- REQUIRED WORK
Pull every line containing "特种设备安全监察条例" from the entries.

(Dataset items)
>> begin
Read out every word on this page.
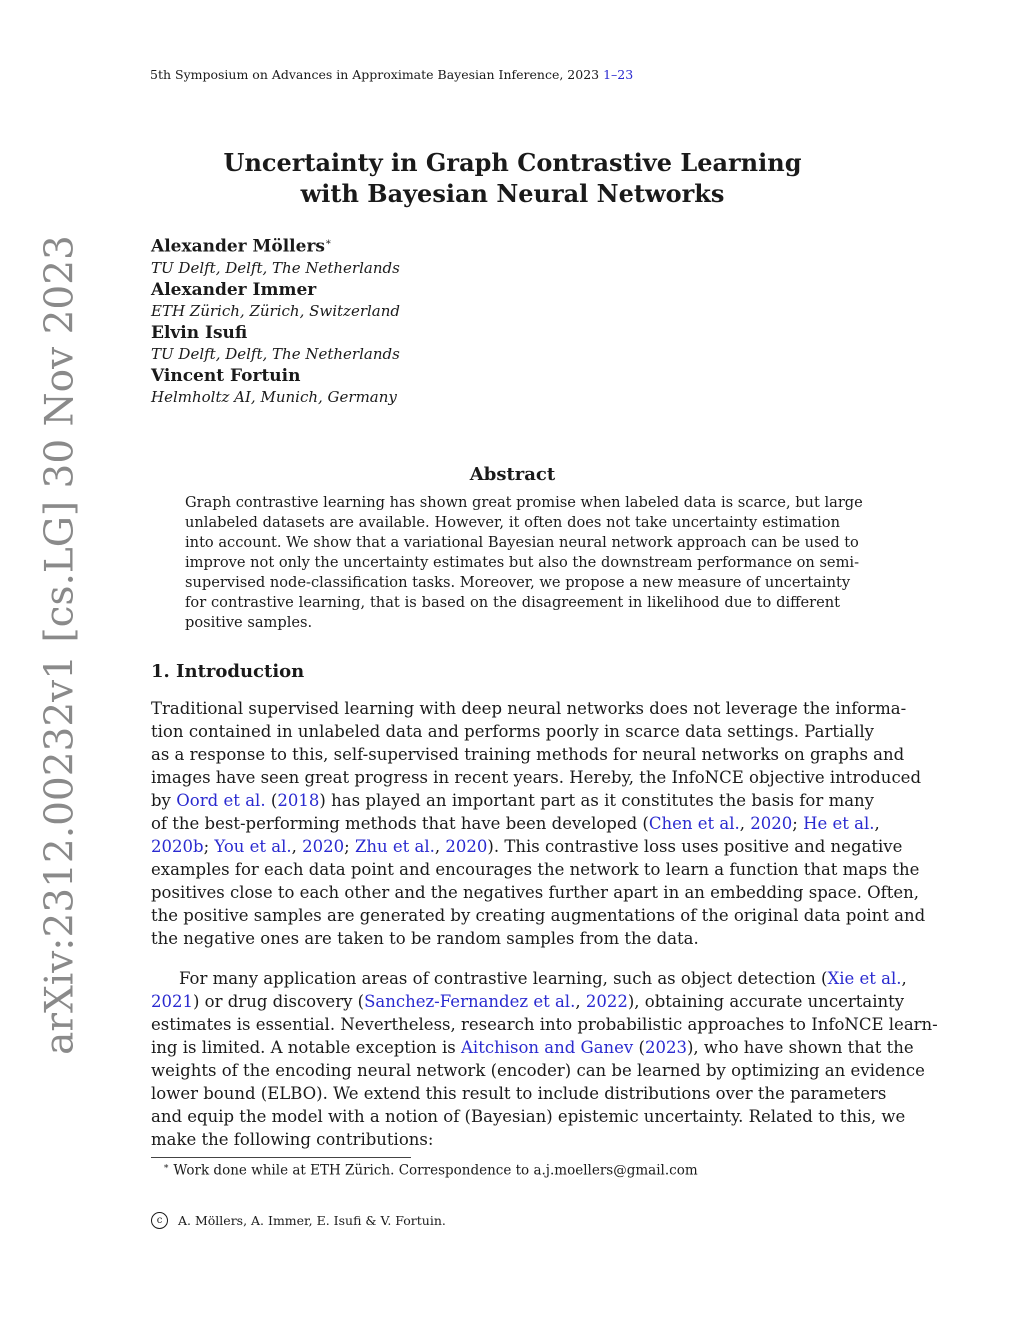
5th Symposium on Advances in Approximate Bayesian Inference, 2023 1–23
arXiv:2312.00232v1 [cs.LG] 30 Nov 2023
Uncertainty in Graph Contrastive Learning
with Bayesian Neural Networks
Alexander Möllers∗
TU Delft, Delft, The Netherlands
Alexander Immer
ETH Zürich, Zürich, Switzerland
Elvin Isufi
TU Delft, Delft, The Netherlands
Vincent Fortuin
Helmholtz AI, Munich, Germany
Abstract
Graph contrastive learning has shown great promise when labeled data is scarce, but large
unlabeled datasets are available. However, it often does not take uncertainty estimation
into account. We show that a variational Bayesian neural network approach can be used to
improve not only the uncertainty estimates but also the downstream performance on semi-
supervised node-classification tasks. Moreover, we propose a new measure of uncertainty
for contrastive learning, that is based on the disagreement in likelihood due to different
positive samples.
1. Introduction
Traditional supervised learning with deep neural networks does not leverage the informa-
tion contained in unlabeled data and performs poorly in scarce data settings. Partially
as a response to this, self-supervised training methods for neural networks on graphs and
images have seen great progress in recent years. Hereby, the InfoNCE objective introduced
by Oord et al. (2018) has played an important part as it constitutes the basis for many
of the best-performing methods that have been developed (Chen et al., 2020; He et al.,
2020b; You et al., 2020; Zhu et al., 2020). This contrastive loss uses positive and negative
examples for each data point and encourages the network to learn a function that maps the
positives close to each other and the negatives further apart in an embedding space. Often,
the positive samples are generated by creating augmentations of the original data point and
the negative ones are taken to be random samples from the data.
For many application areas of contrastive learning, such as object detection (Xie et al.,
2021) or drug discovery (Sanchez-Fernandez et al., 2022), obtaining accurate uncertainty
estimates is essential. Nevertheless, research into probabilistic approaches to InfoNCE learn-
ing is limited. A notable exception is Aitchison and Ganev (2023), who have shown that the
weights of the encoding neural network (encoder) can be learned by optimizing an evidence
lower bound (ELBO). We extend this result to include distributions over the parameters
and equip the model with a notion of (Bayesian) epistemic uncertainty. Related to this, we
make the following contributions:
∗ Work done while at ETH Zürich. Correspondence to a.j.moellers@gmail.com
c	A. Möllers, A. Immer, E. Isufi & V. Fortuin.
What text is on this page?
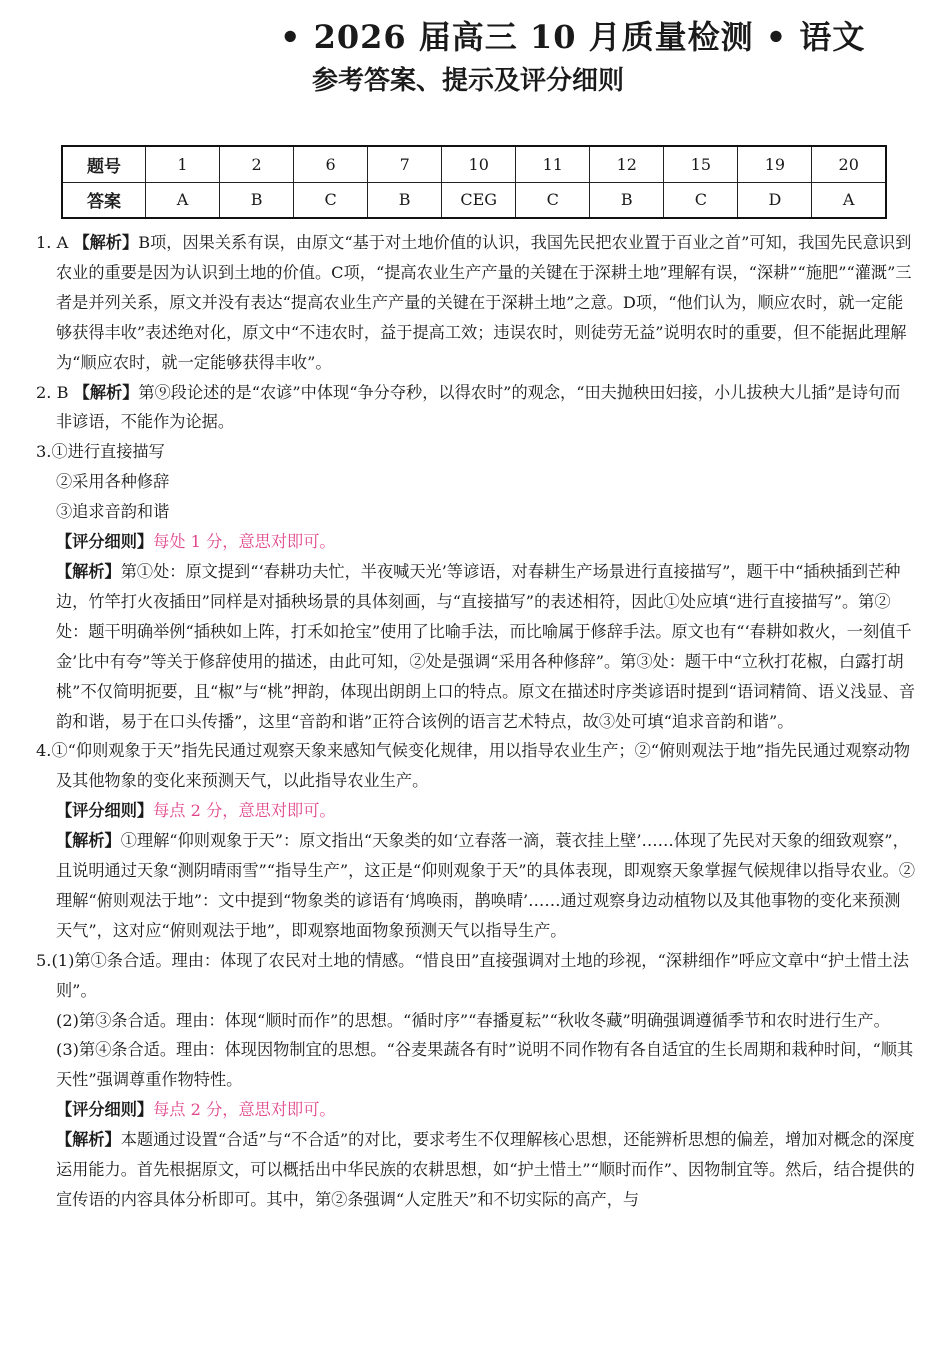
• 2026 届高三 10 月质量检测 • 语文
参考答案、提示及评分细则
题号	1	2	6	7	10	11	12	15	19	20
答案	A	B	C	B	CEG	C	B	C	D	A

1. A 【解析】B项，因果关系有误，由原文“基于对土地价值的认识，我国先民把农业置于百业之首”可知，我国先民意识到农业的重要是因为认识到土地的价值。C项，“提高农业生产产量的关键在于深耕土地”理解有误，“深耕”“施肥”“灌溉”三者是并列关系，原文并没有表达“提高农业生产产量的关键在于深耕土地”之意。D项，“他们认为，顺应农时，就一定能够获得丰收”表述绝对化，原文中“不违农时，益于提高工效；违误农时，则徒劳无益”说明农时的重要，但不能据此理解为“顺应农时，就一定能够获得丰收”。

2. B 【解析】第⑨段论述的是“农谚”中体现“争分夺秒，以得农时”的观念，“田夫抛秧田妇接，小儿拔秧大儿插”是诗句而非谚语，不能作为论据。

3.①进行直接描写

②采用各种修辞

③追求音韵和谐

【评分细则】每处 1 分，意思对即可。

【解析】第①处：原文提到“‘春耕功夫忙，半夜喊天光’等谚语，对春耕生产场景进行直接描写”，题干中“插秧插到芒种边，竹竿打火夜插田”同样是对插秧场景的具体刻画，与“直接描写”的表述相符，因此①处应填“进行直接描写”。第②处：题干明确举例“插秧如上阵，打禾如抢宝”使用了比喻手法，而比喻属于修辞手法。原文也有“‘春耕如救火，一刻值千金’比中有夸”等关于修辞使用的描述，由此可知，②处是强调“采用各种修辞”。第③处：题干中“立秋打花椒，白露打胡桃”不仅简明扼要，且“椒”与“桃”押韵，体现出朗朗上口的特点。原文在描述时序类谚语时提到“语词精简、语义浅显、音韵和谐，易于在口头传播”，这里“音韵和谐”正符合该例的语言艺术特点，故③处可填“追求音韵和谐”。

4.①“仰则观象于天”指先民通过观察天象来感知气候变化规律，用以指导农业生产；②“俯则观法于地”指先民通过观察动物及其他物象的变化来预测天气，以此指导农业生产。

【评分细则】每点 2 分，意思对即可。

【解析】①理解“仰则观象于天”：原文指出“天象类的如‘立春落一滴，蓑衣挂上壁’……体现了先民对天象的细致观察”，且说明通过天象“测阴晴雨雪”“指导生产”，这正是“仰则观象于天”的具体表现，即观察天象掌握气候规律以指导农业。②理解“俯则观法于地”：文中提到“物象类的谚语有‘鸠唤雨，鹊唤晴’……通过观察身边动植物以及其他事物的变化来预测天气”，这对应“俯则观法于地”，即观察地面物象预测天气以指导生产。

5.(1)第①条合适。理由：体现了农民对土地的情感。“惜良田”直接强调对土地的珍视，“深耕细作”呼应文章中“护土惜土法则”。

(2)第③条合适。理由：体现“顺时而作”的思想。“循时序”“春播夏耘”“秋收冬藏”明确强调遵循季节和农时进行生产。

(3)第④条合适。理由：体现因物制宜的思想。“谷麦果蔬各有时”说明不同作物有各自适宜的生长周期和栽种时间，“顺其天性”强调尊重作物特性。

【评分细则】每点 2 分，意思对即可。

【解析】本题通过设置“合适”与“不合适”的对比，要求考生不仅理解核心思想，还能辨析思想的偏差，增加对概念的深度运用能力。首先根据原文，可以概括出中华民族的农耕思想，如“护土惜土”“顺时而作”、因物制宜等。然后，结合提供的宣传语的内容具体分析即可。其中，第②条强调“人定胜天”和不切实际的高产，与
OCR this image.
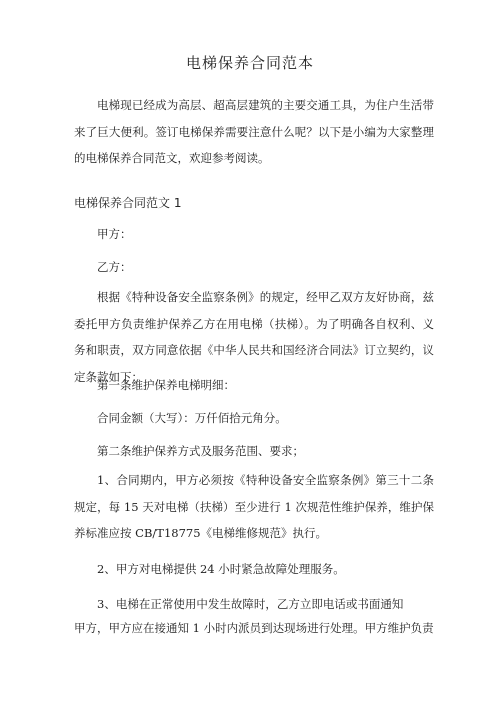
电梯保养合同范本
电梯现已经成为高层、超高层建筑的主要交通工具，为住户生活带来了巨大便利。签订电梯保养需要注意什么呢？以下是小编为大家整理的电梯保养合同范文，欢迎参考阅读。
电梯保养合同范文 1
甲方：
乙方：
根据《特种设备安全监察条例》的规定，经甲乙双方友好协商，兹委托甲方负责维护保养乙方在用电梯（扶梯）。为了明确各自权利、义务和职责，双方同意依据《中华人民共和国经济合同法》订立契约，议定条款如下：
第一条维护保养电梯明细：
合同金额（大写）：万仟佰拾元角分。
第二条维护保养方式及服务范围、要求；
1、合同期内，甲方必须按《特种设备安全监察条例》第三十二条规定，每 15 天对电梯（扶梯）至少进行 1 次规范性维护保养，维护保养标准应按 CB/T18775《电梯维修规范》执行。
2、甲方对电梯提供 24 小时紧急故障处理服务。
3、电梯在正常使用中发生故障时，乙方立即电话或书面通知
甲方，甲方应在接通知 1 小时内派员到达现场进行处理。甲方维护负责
>> end
- RESULT OF THIS EXERCISE
根据《特种设备安全监察条例》的规定，经甲乙双方友好协商，兹委托甲方负责维护保养乙方在用电梯（扶梯）。为了明确各自权利、义务和职责，双方同意依据《中华人民共和国经济合同法》订立契约，议定条款如下：
1、合同期内，甲方必须按《特种设备安全监察条例》第三十二条规定，每 15 天对电梯（扶梯）至少进行 1 次规范性维护保养，维护保养标准应按 CB/T18775《电梯维修规范》执行。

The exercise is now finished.